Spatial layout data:
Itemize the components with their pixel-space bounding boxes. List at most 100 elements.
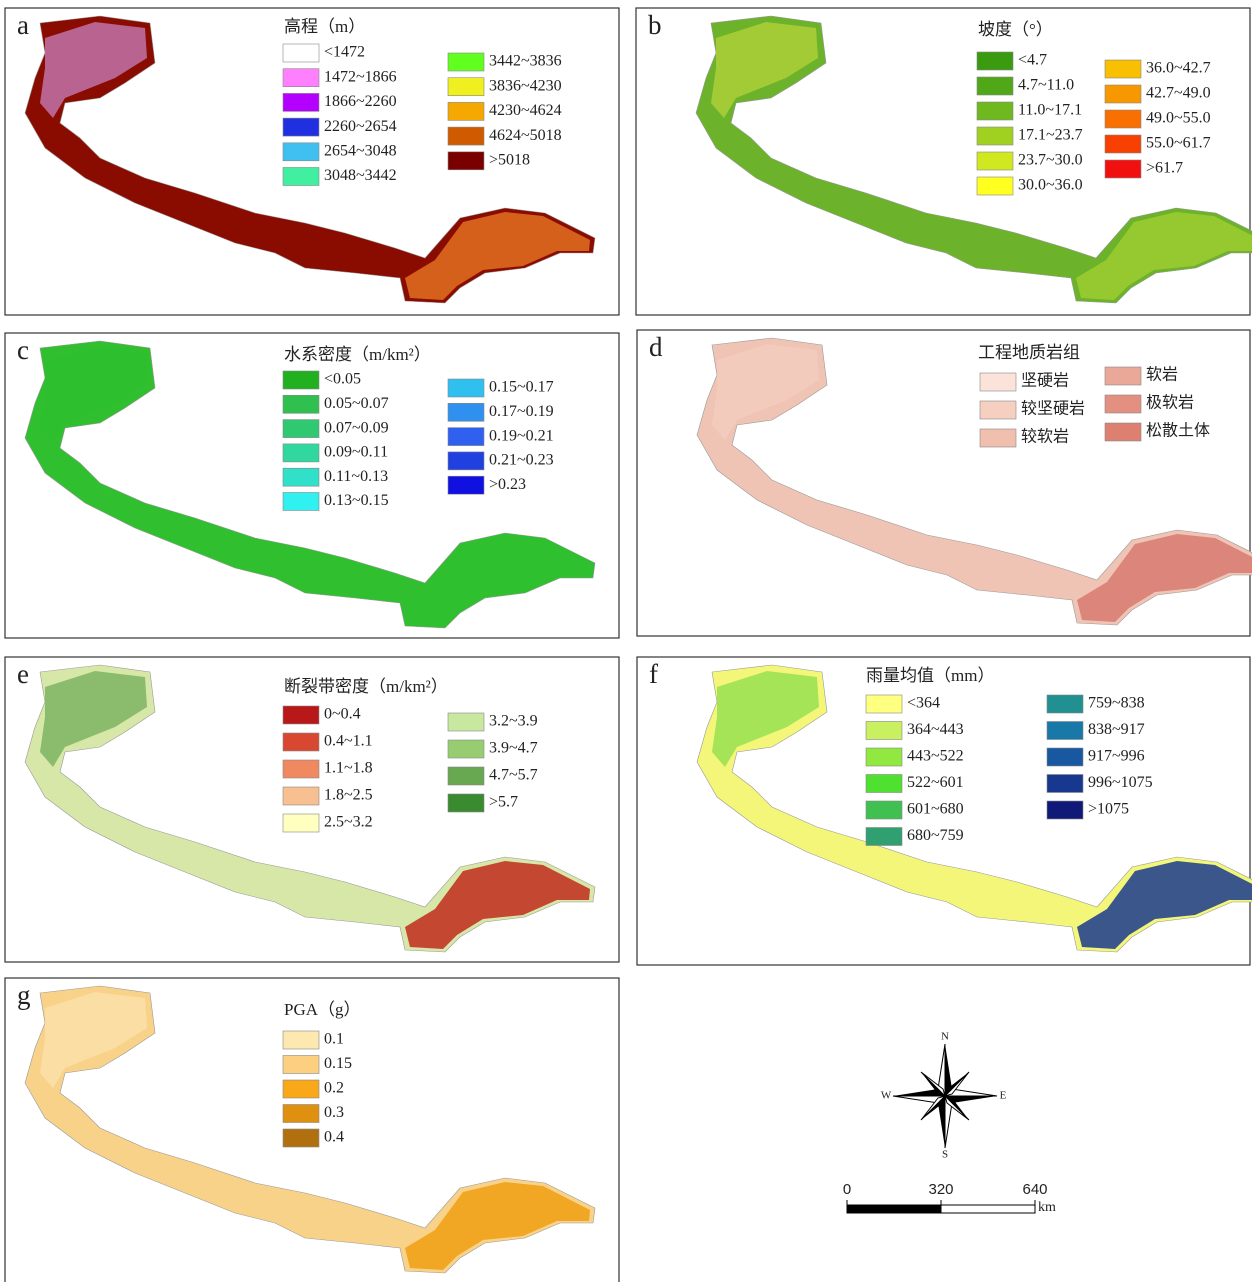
legend-label: 55.0~61.7 [1146, 135, 1211, 152]
legend-label: 996~1075 [1088, 774, 1153, 791]
legend-label: 23.7~30.0 [1018, 152, 1083, 169]
legend-label: 0.07~0.09 [324, 419, 389, 436]
legend-label: 极软岩 [1146, 394, 1194, 412]
legend-label: 0~0.4 [324, 706, 361, 723]
legend-swatch [283, 1056, 319, 1074]
legend-title: 断裂带密度（m/km²） [284, 677, 448, 696]
legend-label: 680~759 [907, 827, 964, 844]
legend-swatch [448, 403, 484, 421]
legend-swatch [283, 93, 319, 111]
legend-title: PGA（g） [284, 1000, 361, 1019]
compass: N S W E [881, 1031, 1007, 1161]
panel-letter: c [17, 335, 29, 365]
legend-label: 2654~3048 [324, 142, 397, 159]
legend-label: 1472~1866 [324, 68, 397, 85]
legend-swatch [977, 152, 1013, 170]
legend-swatch [283, 420, 319, 438]
legend-label: 0.19~0.21 [489, 427, 554, 444]
legend-swatch [283, 1031, 319, 1049]
legend-swatch [866, 828, 902, 846]
legend-label: <4.7 [1018, 52, 1047, 69]
scale-label: 320 [928, 1181, 953, 1198]
legend-label: 917~996 [1088, 748, 1145, 765]
legend-swatch [283, 733, 319, 751]
legend-swatch [866, 775, 902, 793]
legend-label: 42.7~49.0 [1146, 85, 1211, 102]
legend-swatch [283, 395, 319, 413]
legend-label: 17.1~23.7 [1018, 127, 1083, 144]
legend-swatch [1105, 135, 1141, 153]
legend-swatch [980, 373, 1016, 391]
legend-label: 1.8~2.5 [324, 787, 373, 804]
legend-label: 11.0~17.1 [1018, 102, 1082, 119]
legend-title: 坡度（°） [978, 20, 1053, 39]
legend-label: 0.1 [324, 1031, 344, 1048]
scale-unit: km [1038, 1200, 1056, 1215]
legend-swatch [448, 767, 484, 785]
legend-label: 0.21~0.23 [489, 452, 554, 469]
legend-swatch [1105, 110, 1141, 128]
legend-label: <1472 [324, 44, 365, 61]
legend-label: 0.3 [324, 1104, 344, 1121]
legend-label: 2.5~3.2 [324, 814, 373, 831]
legend-label: 3442~3836 [489, 53, 562, 70]
legend-swatch [448, 78, 484, 96]
legend-label: 3.9~4.7 [489, 740, 538, 757]
legend-swatch [977, 52, 1013, 70]
compass-w: W [881, 1090, 892, 1102]
legend-label: 3048~3442 [324, 167, 397, 184]
legend-label: >5018 [489, 151, 530, 168]
legend-swatch [1105, 160, 1141, 178]
legend-label: 0.15~0.17 [489, 379, 554, 396]
legend-swatch [866, 748, 902, 766]
legend-label: 364~443 [907, 721, 964, 738]
legend-label: 0.13~0.15 [324, 492, 389, 509]
panel-letter: d [649, 332, 663, 362]
legend-swatch [1105, 60, 1141, 78]
legend-swatch [448, 713, 484, 731]
legend-swatch [448, 740, 484, 758]
legend-swatch [1105, 85, 1141, 103]
legend-swatch [283, 371, 319, 389]
legend-swatch [977, 102, 1013, 120]
legend-swatch [866, 695, 902, 713]
legend-swatch [977, 127, 1013, 145]
legend-swatch [866, 801, 902, 819]
legend-swatch [283, 143, 319, 161]
panel-letter: b [648, 10, 662, 40]
legend-swatch [283, 69, 319, 87]
legend-label: 0.09~0.11 [324, 444, 388, 461]
legend-label: 3836~4230 [489, 77, 562, 94]
legend-swatch [977, 77, 1013, 95]
legend-swatch [448, 379, 484, 397]
legend-title: 雨量均值（mm） [866, 666, 994, 685]
legend-label: 49.0~55.0 [1146, 110, 1211, 127]
legend-label: >5.7 [489, 794, 518, 811]
legend-swatch [283, 468, 319, 486]
legend-label: 4.7~5.7 [489, 767, 538, 784]
legend-label: 0.17~0.19 [489, 403, 554, 420]
panel-letter: f [649, 659, 658, 689]
legend-swatch [283, 760, 319, 778]
legend-swatch [283, 118, 319, 136]
legend-title: 工程地质岩组 [978, 343, 1080, 362]
legend-swatch [283, 706, 319, 724]
legend-label: 2260~2654 [324, 118, 397, 135]
legend-swatch [1047, 801, 1083, 819]
legend-label: <364 [907, 695, 940, 712]
legend-label: 4.7~11.0 [1018, 77, 1074, 94]
legend-swatch [283, 493, 319, 511]
scale-segment [847, 1205, 941, 1213]
legend-swatch [283, 814, 319, 832]
legend-label: 1.1~1.8 [324, 760, 373, 777]
legend-swatch [283, 1129, 319, 1147]
legend-swatch [1105, 367, 1141, 385]
legend-label: 3.2~3.9 [489, 713, 538, 730]
legend-swatch [448, 152, 484, 170]
legend-swatch [1105, 423, 1141, 441]
legend-swatch [1047, 748, 1083, 766]
legend-swatch [980, 401, 1016, 419]
legend-label: 0.11~0.13 [324, 468, 388, 485]
legend-swatch [283, 787, 319, 805]
legend-label: 0.15 [324, 1055, 352, 1072]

Set problem =>
Return every line of the records above verbatim, leaving out the pictures.

Exercise answer =>
Itemize the components with their pixel-space bounding boxes. List at most 100 elements.
legend-label: 55.0~61.7 [1146, 135, 1211, 152]
legend-label: 996~1075 [1088, 774, 1153, 791]
legend-label: 23.7~30.0 [1018, 152, 1083, 169]
legend-label: 0.07~0.09 [324, 419, 389, 436]
legend-label: 极软岩 [1146, 394, 1194, 412]
legend-label: 0~0.4 [324, 706, 361, 723]
legend-swatch [283, 1056, 319, 1074]
legend-title: 断裂带密度（m/km²） [284, 677, 448, 696]
legend-label: 680~759 [907, 827, 964, 844]
legend-swatch [448, 403, 484, 421]
legend-swatch [283, 93, 319, 111]
legend-title: PGA（g） [284, 1000, 361, 1019]
compass: N S W E [881, 1031, 1007, 1161]
panel-letter: c [17, 335, 29, 365]
legend-label: 2654~3048 [324, 142, 397, 159]
legend-label: 1472~1866 [324, 68, 397, 85]
legend-swatch [977, 152, 1013, 170]
legend-swatch [283, 420, 319, 438]
legend-label: 0.19~0.21 [489, 427, 554, 444]
legend-swatch [283, 1031, 319, 1049]
legend-swatch [866, 828, 902, 846]
legend-label: <4.7 [1018, 52, 1047, 69]
scale-label: 320 [928, 1181, 953, 1198]
legend-label: 917~996 [1088, 748, 1145, 765]
legend-swatch [283, 733, 319, 751]
legend-swatch [866, 775, 902, 793]
legend-label: 42.7~49.0 [1146, 85, 1211, 102]
legend-swatch [283, 395, 319, 413]
legend-label: 17.1~23.7 [1018, 127, 1083, 144]
legend-swatch [1105, 135, 1141, 153]
legend-swatch [980, 373, 1016, 391]
legend-label: 1.8~2.5 [324, 787, 373, 804]
legend-label: 11.0~17.1 [1018, 102, 1082, 119]
legend-title: 坡度（°） [978, 20, 1053, 39]
legend-label: 0.1 [324, 1031, 344, 1048]
scale-unit: km [1038, 1200, 1056, 1215]
legend-swatch [448, 767, 484, 785]
legend-label: 0.21~0.23 [489, 452, 554, 469]
legend-swatch [1105, 110, 1141, 128]
legend-label: <1472 [324, 44, 365, 61]
legend-label: 0.3 [324, 1104, 344, 1121]
legend-label: 2.5~3.2 [324, 814, 373, 831]
legend-label: 3442~3836 [489, 53, 562, 70]
legend-swatch [448, 78, 484, 96]
legend-label: 3.9~4.7 [489, 740, 538, 757]
legend-swatch [977, 52, 1013, 70]
compass-w: W [881, 1090, 892, 1102]
legend-label: 3048~3442 [324, 167, 397, 184]
legend-label: >5018 [489, 151, 530, 168]
legend-swatch [1105, 160, 1141, 178]
legend-label: 0.15~0.17 [489, 379, 554, 396]
legend-swatch [866, 748, 902, 766]
legend-label: 364~443 [907, 721, 964, 738]
legend-label: 0.13~0.15 [324, 492, 389, 509]
panel-letter: d [649, 332, 663, 362]
legend-swatch [1105, 60, 1141, 78]
legend-swatch [448, 713, 484, 731]
legend-swatch [448, 740, 484, 758]
legend-swatch [1105, 85, 1141, 103]
legend-swatch [283, 371, 319, 389]
legend-swatch [977, 102, 1013, 120]
legend-swatch [866, 695, 902, 713]
legend-swatch [977, 127, 1013, 145]
legend-swatch [866, 801, 902, 819]
legend-swatch [283, 143, 319, 161]
panel-letter: b [648, 10, 662, 40]
legend-swatch [283, 69, 319, 87]
legend-label: 0.09~0.11 [324, 444, 388, 461]
legend-label: 3836~4230 [489, 77, 562, 94]
legend-swatch [977, 77, 1013, 95]
legend-swatch [448, 379, 484, 397]
legend-title: 雨量均值（mm） [866, 666, 994, 685]
legend-label: 49.0~55.0 [1146, 110, 1211, 127]
legend-label: >5.7 [489, 794, 518, 811]
legend-swatch [283, 468, 319, 486]
legend-label: 4.7~5.7 [489, 767, 538, 784]
legend-label: 0.17~0.19 [489, 403, 554, 420]
panel-letter: f [649, 659, 658, 689]
legend-swatch [283, 760, 319, 778]
legend-swatch [283, 118, 319, 136]
legend-title: 工程地质岩组 [978, 343, 1080, 362]
legend-swatch [283, 706, 319, 724]
legend-label: 2260~2654 [324, 118, 397, 135]
legend-swatch [1047, 801, 1083, 819]
legend-label: <364 [907, 695, 940, 712]
legend-label: 4.7~11.0 [1018, 77, 1074, 94]
legend-swatch [283, 493, 319, 511]
scale-segment [847, 1205, 941, 1213]
legend-swatch [283, 814, 319, 832]
legend-label: 1.1~1.8 [324, 760, 373, 777]
legend-swatch [283, 1129, 319, 1147]
legend-swatch [1105, 367, 1141, 385]
legend-label: 3.2~3.9 [489, 713, 538, 730]
legend-swatch [448, 152, 484, 170]
legend-swatch [1105, 423, 1141, 441]
legend-swatch [1047, 748, 1083, 766]
legend-swatch [980, 401, 1016, 419]
legend-label: 0.11~0.13 [324, 468, 388, 485]
legend-swatch [283, 787, 319, 805]
legend-label: 0.15 [324, 1055, 352, 1072]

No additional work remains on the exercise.